Entries supplied:
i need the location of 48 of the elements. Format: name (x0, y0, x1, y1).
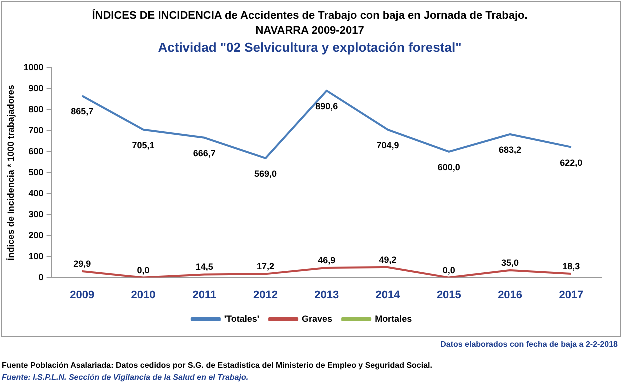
data-label: 49,2 (379, 254, 397, 265)
data-label: 705,1 (132, 140, 155, 150)
x-tick-label: 2015 (436, 289, 462, 302)
data-label: 35,0 (502, 258, 520, 268)
data-label: 17,2 (257, 262, 275, 272)
text: Datos elaborados con fecha de baja a 2-2-2018 (440, 340, 618, 349)
y-tick-label: 600 (28, 146, 44, 156)
data-label: 890,6 (316, 101, 338, 112)
data-label: 666,7 (193, 148, 216, 158)
data-label: 683,2 (499, 144, 522, 155)
y-tick-label: 300 (28, 209, 44, 220)
data-label: 46,9 (318, 255, 336, 266)
data-label: 865,7 (71, 106, 94, 117)
x-tick-label: 2014 (376, 289, 402, 302)
x-tick-label: 2017 (559, 289, 584, 302)
source-note: Fuente Población Asalariada: Datos cedidos por S.G. de Estadística del Ministerio de Empleo y Seguridad Social. (2, 361, 432, 370)
y-tick-label: 900 (28, 83, 44, 94)
x-tick-label: 2011 (192, 289, 217, 302)
legend-label: Graves (302, 314, 333, 324)
y-tick-label: 200 (28, 230, 44, 240)
legend-label: 'Totales' (224, 314, 260, 324)
y-tick-label: 800 (28, 104, 44, 114)
source-note: Fuente: I.S.P.L.N. Sección de Vigilancia de la Salud en el Trabajo. (2, 373, 249, 382)
x-tick-label: 2016 (498, 289, 523, 302)
y-axis-title: Índices de Incidencia * 1000 trabajadores (6, 85, 16, 261)
y-tick-label: 500 (28, 167, 44, 178)
data-label: 14,5 (196, 262, 214, 272)
data-label: 29,9 (74, 259, 92, 270)
data-label: 0,0 (442, 265, 456, 276)
chart-subtitle: NAVARRA 2009-2017 (254, 25, 366, 37)
text: Actividad "02 Selvicultura y explotación forestal" (157, 40, 463, 55)
data-label: 18,3 (562, 261, 580, 272)
x-tick-label: 2010 (131, 289, 156, 302)
x-tick-label: 2012 (254, 289, 278, 302)
data-label: 569,0 (254, 168, 278, 179)
data-label: 622,0 (560, 158, 583, 168)
y-tick-label: 700 (28, 125, 44, 136)
data-label: 0,0 (137, 265, 150, 276)
data-label: 704,9 (376, 140, 400, 150)
x-tick-label: 2009 (70, 289, 95, 302)
legend-label: Mortales (375, 314, 412, 324)
y-tick-label: 100 (28, 251, 44, 262)
y-tick-label: 0 (38, 272, 44, 282)
x-tick-label: 2013 (314, 289, 340, 302)
chart-title: ÍNDICES DE INCIDENCIA de Accidentes de Trabajo con baja en Jornada de Trabajo. (91, 10, 529, 22)
data-label: 600,0 (438, 162, 460, 172)
y-tick-label: 400 (28, 188, 44, 198)
y-tick-label: 1000 (24, 62, 44, 72)
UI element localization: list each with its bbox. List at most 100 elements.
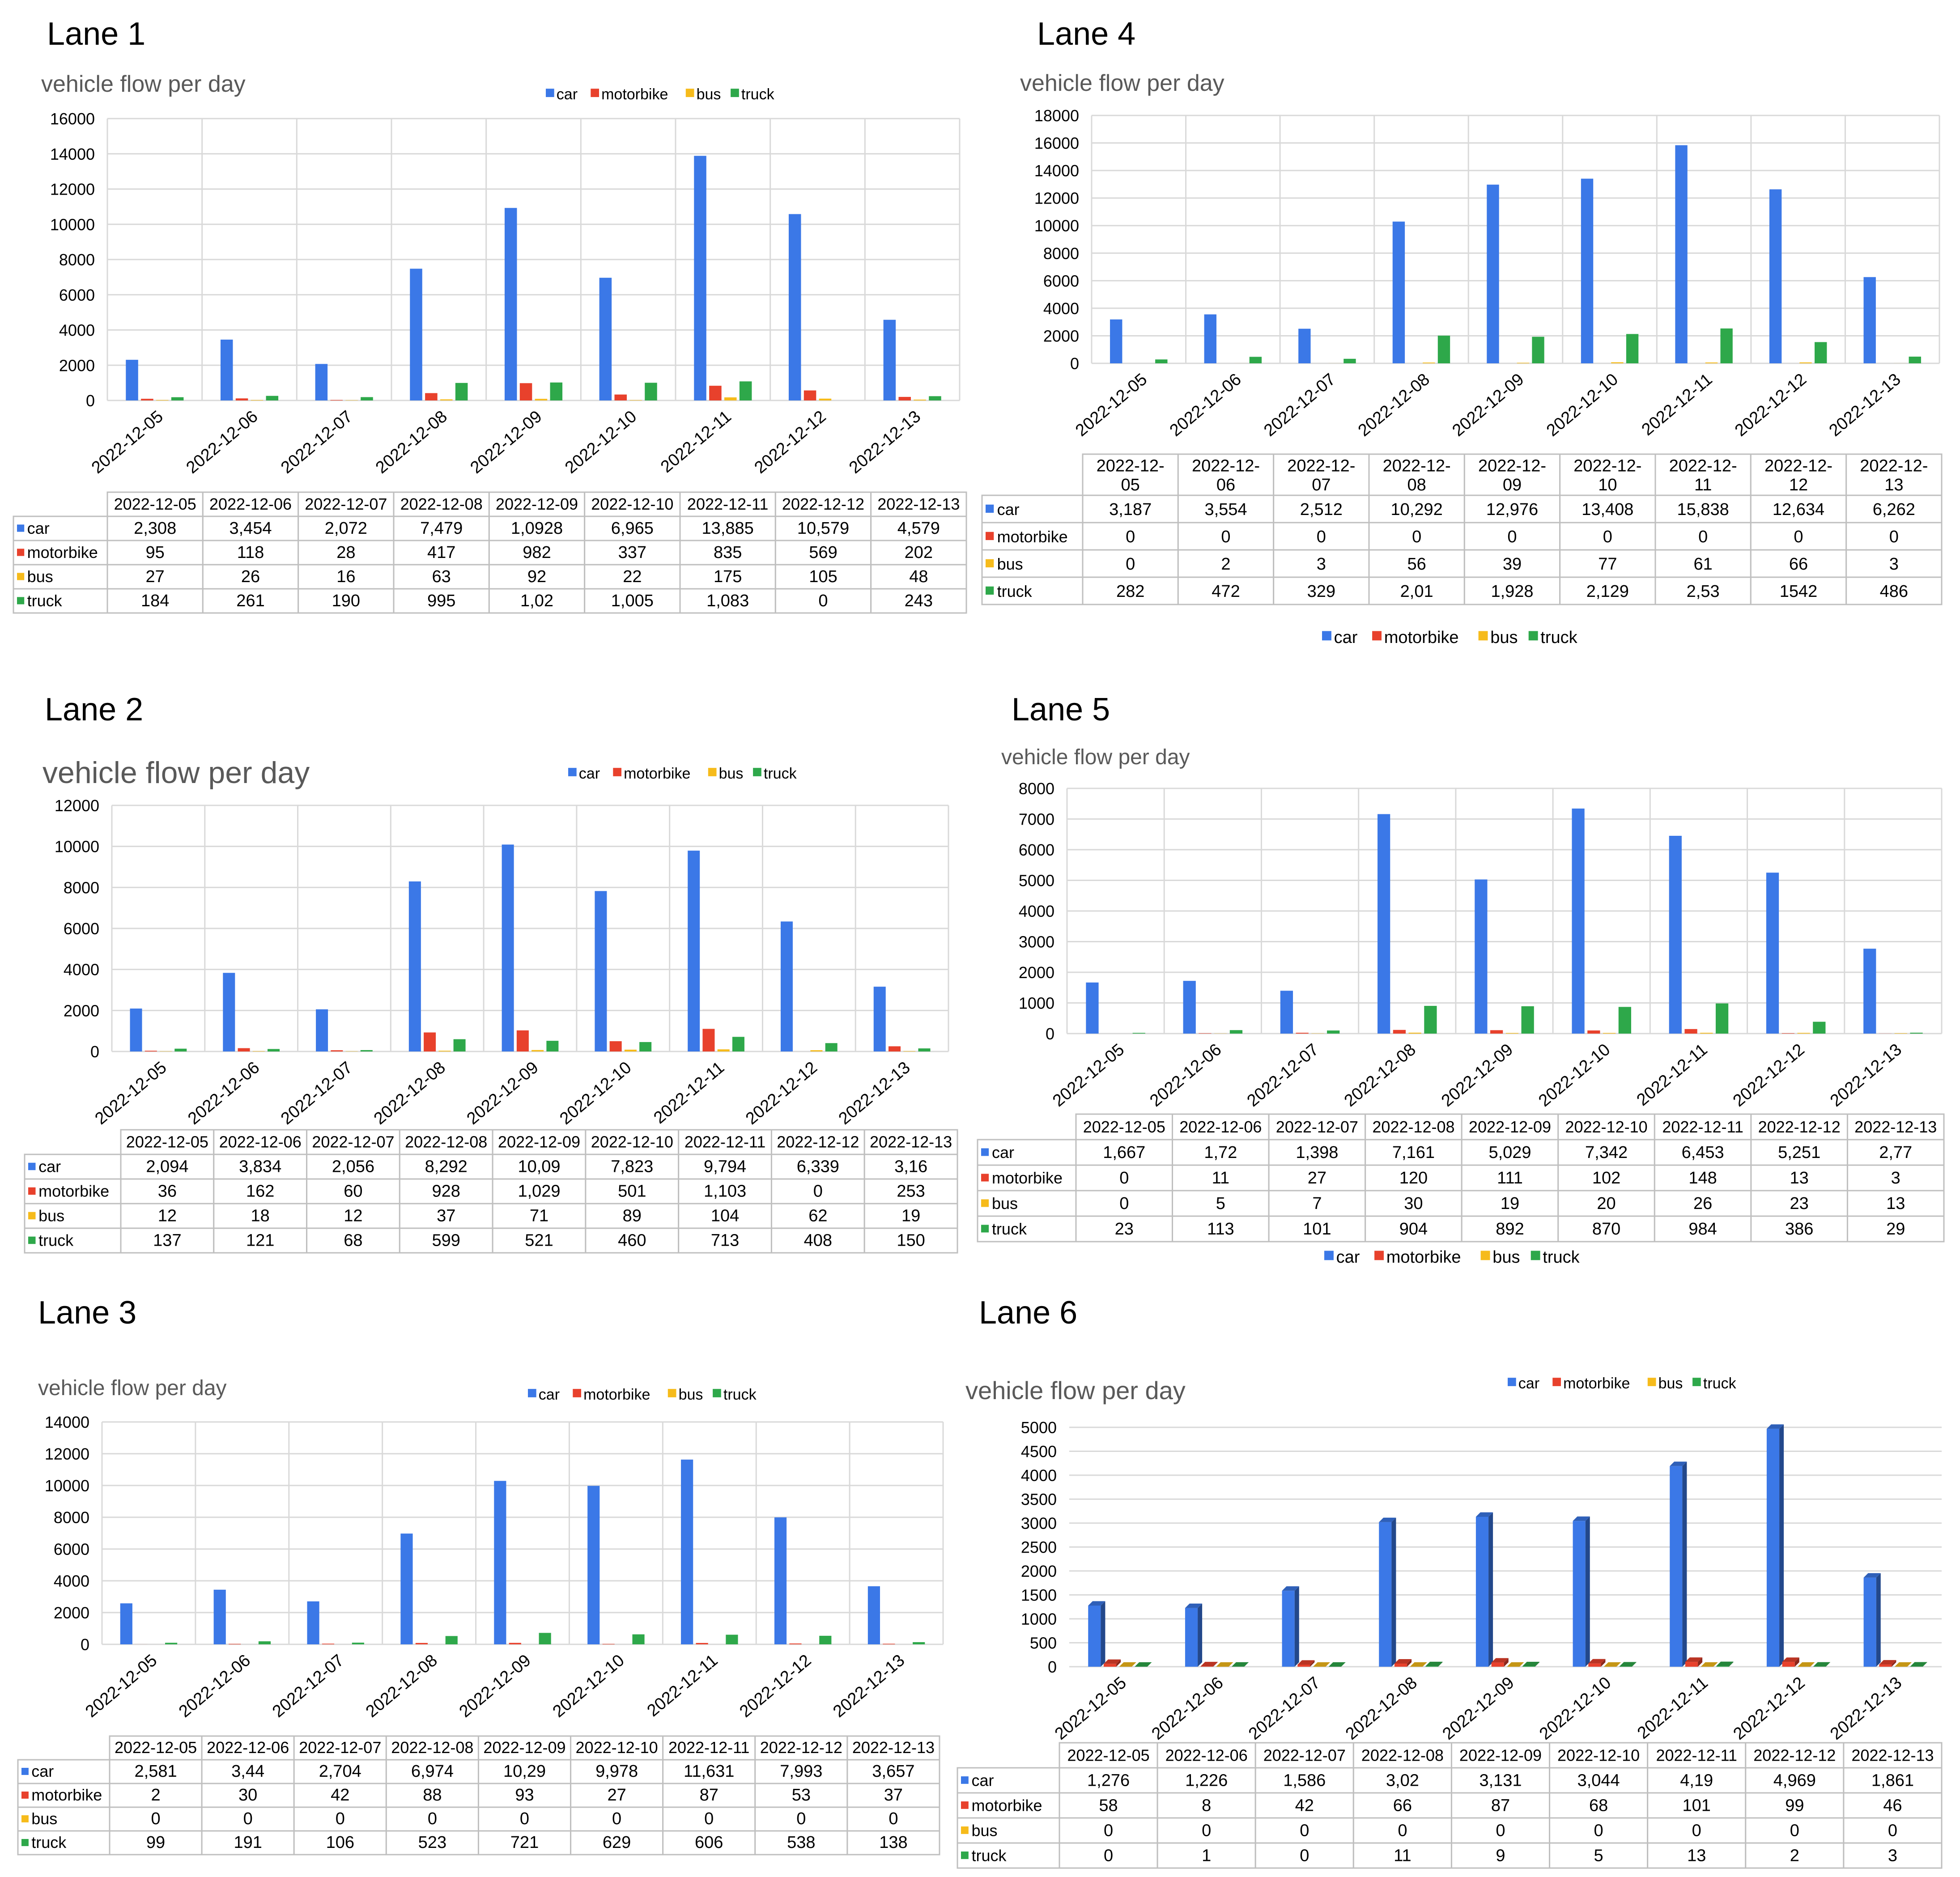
bar-truck-side [1922,1662,1927,1667]
bar-truck [1344,358,1356,363]
table-header-label: 2022-12- [1383,457,1451,476]
table-cell-value: 629 [603,1833,631,1852]
table-cell [1750,522,1847,551]
table-header-cell [1557,1113,1655,1141]
x-tick-label: 2022-12-11 [1638,370,1716,439]
bar-car-top [1282,1586,1299,1591]
table-header-label: 06 [1216,476,1235,494]
bar-truck [453,1039,466,1051]
y-tick-label: 10000 [50,215,95,234]
bar-truck [165,1643,178,1644]
y-tick-label: 8000 [1043,244,1079,263]
bar-bus [1505,1033,1518,1034]
bar-motorbike-top [1103,1659,1121,1664]
table-header-label: 2022-12-07 [299,1738,381,1757]
bar-car-side [1391,1517,1396,1667]
bar-car [694,156,706,400]
table-cell [662,1830,756,1856]
table-cell-value: 113 [1207,1220,1234,1239]
table-cell-value: 0 [1496,1821,1505,1840]
y-tick-label: 10000 [1034,217,1079,235]
table-cell-value: 10,579 [797,519,849,538]
legend-label-motorbike: motorbike [583,1386,650,1403]
table-cell [298,515,395,541]
bar-truck [1813,1021,1826,1034]
table-cell [1750,549,1847,578]
legend-label-car: car [539,1386,560,1403]
bar-motorbike [1685,1662,1698,1667]
bar-truck [918,1048,931,1051]
bar-truck [1229,1030,1243,1034]
table-header-cell [679,491,776,517]
table-cell-value: 1,586 [1283,1771,1326,1790]
table-cell [1654,522,1752,551]
table-cell-value: 1,928 [1491,582,1533,601]
chart-title: vehicle flow per day [41,71,246,97]
x-tick-label: 2022-12-09 [1438,1040,1517,1111]
bar-motorbike [1199,1033,1212,1034]
table-row-label: truck [972,1846,1007,1864]
bar-car [1863,277,1876,363]
table-cell-value: 6,339 [797,1158,839,1176]
table-cell [385,1759,479,1784]
table-cell-value: 2,129 [1586,582,1629,601]
table-cell [1843,1842,1943,1869]
table-cell-value: 3 [1891,1169,1900,1187]
table-cell [1450,1767,1551,1794]
table-header-label: 13 [1884,476,1903,494]
table-header-label: 2022-12-11 [687,495,768,513]
table-row-label-cell [981,576,1084,605]
bar-motorbike-side [1504,1658,1509,1667]
x-tick-label: 2022-12-05 [1072,370,1151,440]
table-cell-value: 0 [428,1809,437,1828]
table-header-label: 2022-12- [1860,457,1928,476]
y-tick-label: 16000 [50,110,95,128]
y-tick-label: 12000 [50,180,95,199]
table-cell-value: 472 [1212,582,1240,601]
table-cell-value: 37 [884,1786,903,1805]
bar-truck [1425,1666,1438,1667]
table-cell [1557,1190,1655,1217]
table-cell-value: 46 [1883,1796,1902,1815]
table-header-label: 2022-12-07 [1276,1118,1358,1136]
table-cell-value: 7,161 [1392,1143,1435,1162]
table-cell-value: 5,029 [1488,1143,1531,1162]
y-tick-label: 2000 [1021,1562,1057,1580]
table-cell [678,1178,772,1205]
table-cell-value: 0 [1300,1821,1309,1840]
bar-truck [1532,336,1544,363]
bar-car [681,1460,693,1644]
bar-bus [1894,1033,1907,1034]
table-cell-value: 2,704 [319,1762,361,1781]
table-row-swatch [28,1212,36,1220]
table-cell-value: 0 [796,1809,806,1828]
bar-car [1088,1605,1101,1667]
legend-label-car: car [1336,1248,1360,1267]
table-row-swatch [28,1236,36,1244]
table-cell-value: 11 [1394,1846,1411,1865]
table-header-label: 2022-12-12 [1758,1118,1841,1136]
table-cell-value: 6,974 [411,1762,454,1781]
bar-bus [717,1049,730,1051]
table-header-label: 2022-12-13 [1851,1746,1934,1764]
bar-truck-side [1244,1662,1249,1667]
bar-motorbike [238,1048,250,1051]
table-cell-value: 138 [879,1833,907,1852]
y-tick-label: 500 [1030,1634,1057,1652]
table-cell-value: 202 [905,543,933,562]
bar-motorbike [1782,1662,1795,1667]
chart-title: vehicle flow per day [1020,70,1224,96]
table-row-swatch [981,1199,989,1207]
table-cell-value: 928 [432,1182,460,1201]
table-header-label: 2022-12-08 [391,1738,473,1757]
table-cell [1254,1792,1354,1819]
y-tick-label: 0 [81,1635,89,1654]
bar-motorbike-top [1297,1660,1315,1665]
chart-title: vehicle flow per day [965,1376,1186,1405]
bar-motorbike [696,1643,708,1644]
table-cell-value: 282 [1116,582,1144,601]
bar-car-top [1670,1461,1687,1466]
table-header-label: 2022-12- [1669,457,1737,476]
lane-title: Lane 5 [1012,692,1110,728]
table-header-label: 2022-12-13 [877,495,960,513]
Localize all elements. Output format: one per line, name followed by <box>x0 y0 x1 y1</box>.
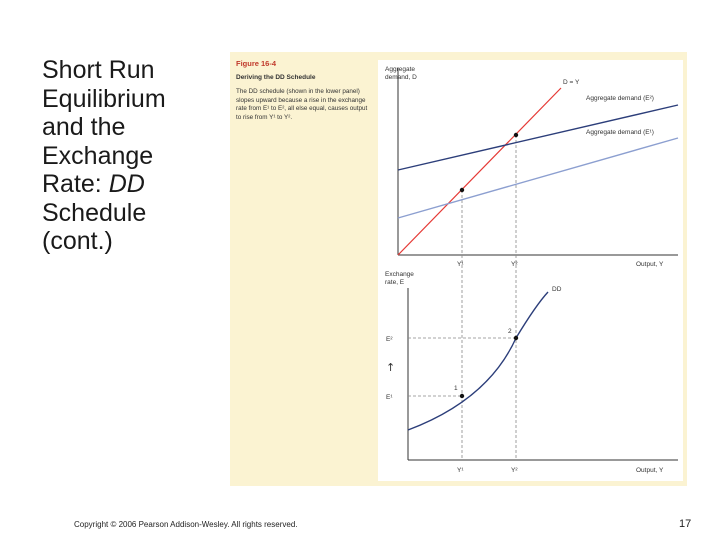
slide-title: Short Run Equilibrium and the Exchange R… <box>42 56 217 256</box>
lower-ylabel-1: Exchange <box>385 271 414 278</box>
chart-area: Aggregate demand, D D = Y Aggregate dema… <box>378 60 683 481</box>
point-upper-2 <box>513 132 519 138</box>
lower-xlabel: Output, Y <box>636 467 664 474</box>
upper-tick-y1: Y¹ <box>457 261 464 268</box>
title-line-2: Equilibrium <box>42 84 166 113</box>
label-ad-e2: Aggregate demand (E²) <box>586 95 654 102</box>
title-line-7: (cont.) <box>42 227 113 255</box>
label-ad-e1: Aggregate demand (E¹) <box>586 129 654 136</box>
tick-e2: E² <box>386 336 393 343</box>
title-line-1: Short Run <box>42 56 155 84</box>
point-label-1: 1 <box>454 385 458 392</box>
copyright-footer: Copyright © 2006 Pearson Addison-Wesley.… <box>74 520 298 529</box>
point-lower-1 <box>459 393 465 399</box>
line-ad-e2 <box>397 104 679 171</box>
title-line-4: Exchange <box>42 141 154 170</box>
line-d-equals-y <box>397 87 562 256</box>
diagram-svg: Aggregate demand, D D = Y Aggregate dema… <box>385 66 679 474</box>
lower-ylabel-2: rate, E <box>385 279 405 286</box>
upper-xlabel: Output, Y <box>636 261 664 268</box>
page-number: 17 <box>679 518 692 530</box>
upper-ylabel-2: demand, D <box>385 74 417 81</box>
figure-caption: The DD schedule (shown in the lower pane… <box>236 88 368 121</box>
line-ad-e1 <box>397 137 679 219</box>
dd-curve <box>407 291 549 431</box>
lower-tick-y1: Y¹ <box>457 467 464 474</box>
figure-number: Figure 16-4 <box>236 59 277 68</box>
label-d-equals-y: D = Y <box>563 79 580 86</box>
lower-tick-y2: Y² <box>511 467 518 474</box>
tick-e1: E¹ <box>386 394 393 401</box>
point-upper-1 <box>459 187 465 193</box>
figure-title: Deriving the DD Schedule <box>236 74 316 81</box>
title-line-6: Schedule <box>42 198 147 227</box>
label-dd: DD <box>552 286 562 293</box>
upper-ylabel-1: Aggregate <box>385 66 415 73</box>
up-arrow-icon: ↑ <box>386 361 395 374</box>
title-line-3: and the <box>42 113 126 141</box>
title-rate-text: Rate: <box>42 170 109 198</box>
title-line-5: Rate: DD <box>42 170 217 199</box>
upper-tick-y2: Y² <box>511 261 518 268</box>
point-lower-2 <box>513 335 519 341</box>
point-label-2: 2 <box>508 328 512 335</box>
figure-panel: Figure 16-4 Deriving the DD Schedule The… <box>230 52 687 486</box>
title-dd-text: DD <box>108 170 145 198</box>
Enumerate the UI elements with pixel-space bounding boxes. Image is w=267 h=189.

Exercise instructions:
Rename "data-label" to "value-label" in the part of the data that opens with the line containing "data-label: 49,2 (379, 254, 397, 265)" and closes with the line containing "data-label: 683,2 (499, 144, 522, 155)". Reproduce only those lines, with everything else left unchanged.

Task result:
value-label: 49,2 (379, 254, 397, 265)
value-label: 705,1 (132, 140, 155, 150)
x-tick-label: 2015 (436, 289, 462, 302)
value-label: 35,0 (502, 258, 520, 268)
value-label: 17,2 (257, 262, 275, 272)
text: Datos elaborados con fecha de baja a 2-2-2018 (440, 340, 618, 349)
y-tick-label: 600 (28, 146, 44, 156)
value-label: 890,6 (316, 101, 338, 112)
value-label: 666,7 (193, 148, 216, 158)
value-label: 683,2 (499, 144, 522, 155)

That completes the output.